_REQUIRED WORK_:
Show each line of the data below that has the string "Backyard" in it.

# start of AVAILABLE DATA

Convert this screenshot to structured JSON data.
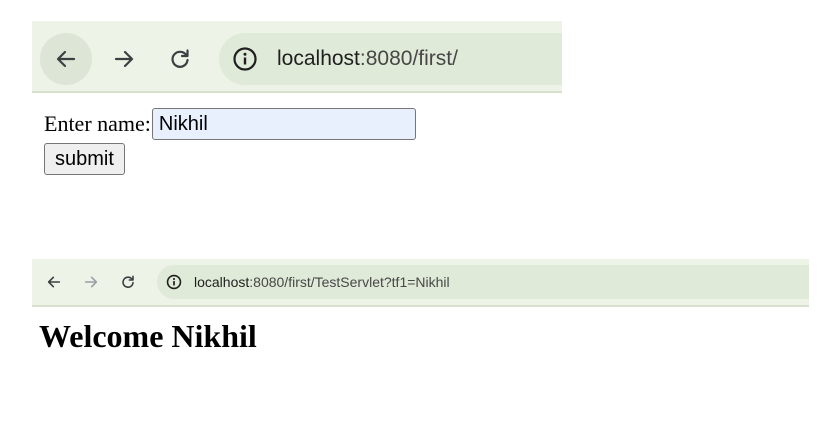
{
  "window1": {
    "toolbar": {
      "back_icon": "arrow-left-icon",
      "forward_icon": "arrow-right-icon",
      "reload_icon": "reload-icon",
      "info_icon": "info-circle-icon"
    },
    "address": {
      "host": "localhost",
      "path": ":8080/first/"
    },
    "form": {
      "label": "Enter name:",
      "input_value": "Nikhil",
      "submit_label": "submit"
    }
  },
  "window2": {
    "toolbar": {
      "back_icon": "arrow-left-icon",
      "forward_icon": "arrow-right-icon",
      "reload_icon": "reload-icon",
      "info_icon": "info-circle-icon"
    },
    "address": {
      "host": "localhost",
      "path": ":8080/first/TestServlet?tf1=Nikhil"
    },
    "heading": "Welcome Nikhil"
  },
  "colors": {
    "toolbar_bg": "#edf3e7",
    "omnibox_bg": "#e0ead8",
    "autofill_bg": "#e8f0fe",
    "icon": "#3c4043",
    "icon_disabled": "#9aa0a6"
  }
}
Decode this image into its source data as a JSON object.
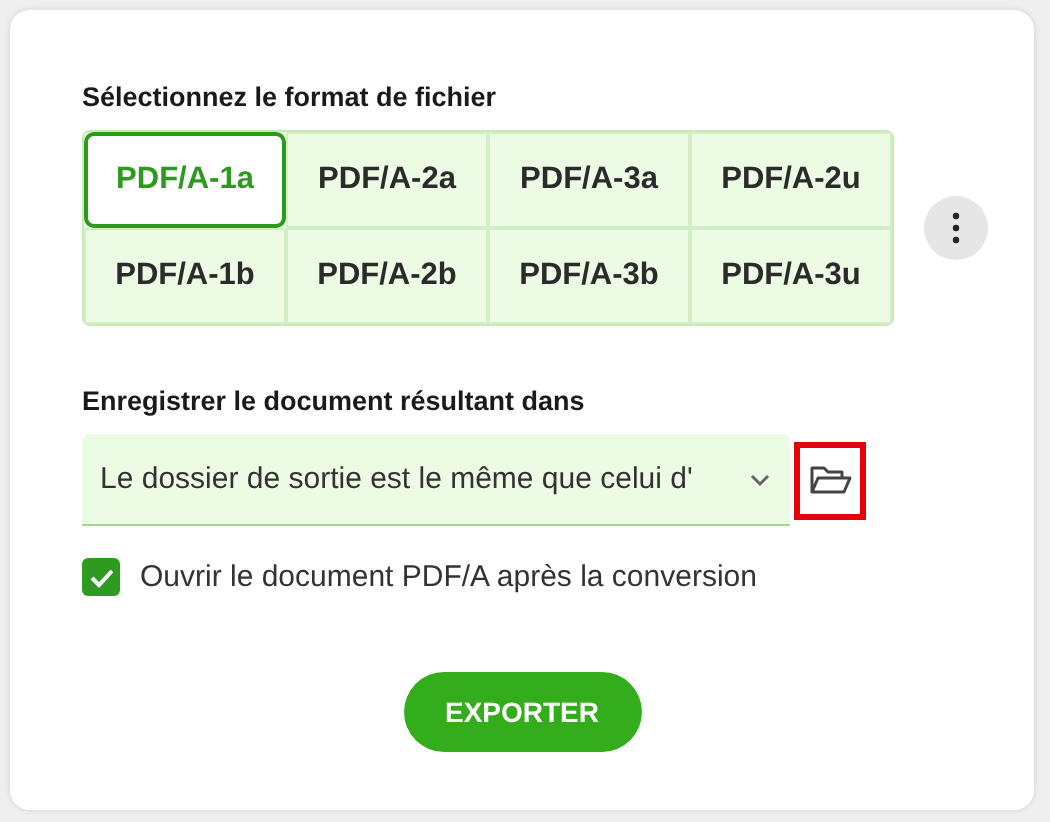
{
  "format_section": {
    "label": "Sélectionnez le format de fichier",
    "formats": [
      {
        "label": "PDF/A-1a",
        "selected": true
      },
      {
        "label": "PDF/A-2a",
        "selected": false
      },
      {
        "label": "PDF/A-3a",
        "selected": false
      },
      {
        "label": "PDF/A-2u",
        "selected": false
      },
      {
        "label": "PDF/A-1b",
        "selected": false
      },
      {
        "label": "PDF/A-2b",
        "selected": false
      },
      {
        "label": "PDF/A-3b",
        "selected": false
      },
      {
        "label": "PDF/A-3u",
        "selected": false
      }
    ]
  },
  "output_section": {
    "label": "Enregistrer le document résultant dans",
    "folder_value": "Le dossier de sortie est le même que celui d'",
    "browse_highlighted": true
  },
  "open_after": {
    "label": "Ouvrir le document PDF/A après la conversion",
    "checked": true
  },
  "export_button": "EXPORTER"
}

# end of AVAILABLE DATA
# start of AVAILABLE DATA

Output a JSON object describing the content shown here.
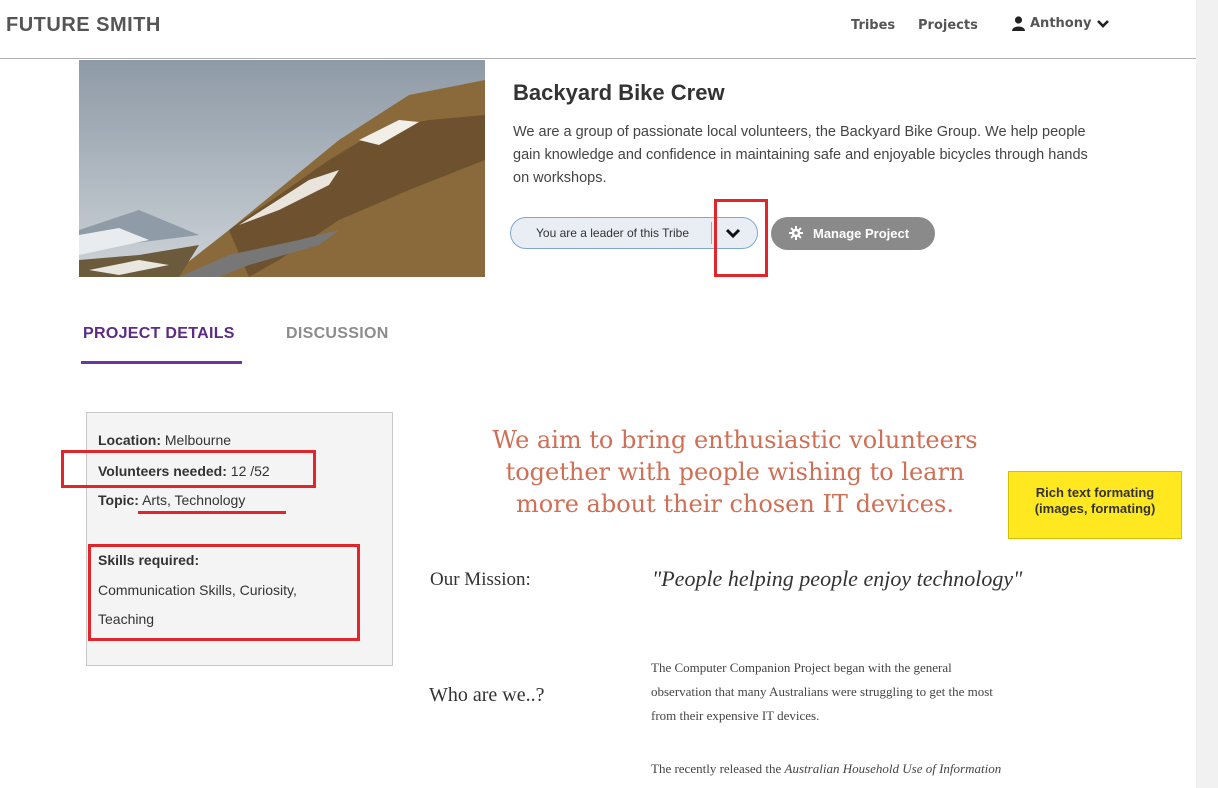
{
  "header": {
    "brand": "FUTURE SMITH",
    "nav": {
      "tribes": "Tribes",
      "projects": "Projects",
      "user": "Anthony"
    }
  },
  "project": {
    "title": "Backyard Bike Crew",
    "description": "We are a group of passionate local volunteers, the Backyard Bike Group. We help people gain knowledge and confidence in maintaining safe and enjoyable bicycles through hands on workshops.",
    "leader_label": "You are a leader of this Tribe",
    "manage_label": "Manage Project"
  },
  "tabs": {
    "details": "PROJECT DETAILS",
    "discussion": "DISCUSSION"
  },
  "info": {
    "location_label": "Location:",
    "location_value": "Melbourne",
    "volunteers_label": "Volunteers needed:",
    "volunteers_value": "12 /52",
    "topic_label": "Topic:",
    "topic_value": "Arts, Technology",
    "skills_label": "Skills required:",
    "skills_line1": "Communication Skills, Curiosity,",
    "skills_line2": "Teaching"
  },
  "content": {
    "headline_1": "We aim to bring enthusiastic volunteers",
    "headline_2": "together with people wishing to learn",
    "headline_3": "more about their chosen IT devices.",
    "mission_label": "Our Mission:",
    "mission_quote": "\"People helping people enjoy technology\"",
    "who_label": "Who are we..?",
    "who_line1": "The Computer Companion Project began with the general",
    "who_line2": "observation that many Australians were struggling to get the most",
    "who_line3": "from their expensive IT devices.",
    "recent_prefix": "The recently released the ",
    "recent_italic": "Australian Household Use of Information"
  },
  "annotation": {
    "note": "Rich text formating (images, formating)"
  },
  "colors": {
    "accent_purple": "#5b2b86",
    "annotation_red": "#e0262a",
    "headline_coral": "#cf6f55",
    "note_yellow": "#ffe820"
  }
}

# end of AVAILABLE DATA

_WRITTEN RESPONSE_:
    "title": "Backyard Bike Crew",
    "description": "We are a group of passionate local volunteers, the Backyard Bike Group. We help people gain knowledge and confidence in maintaining safe and enjoyable bicycles through hands on workshops.",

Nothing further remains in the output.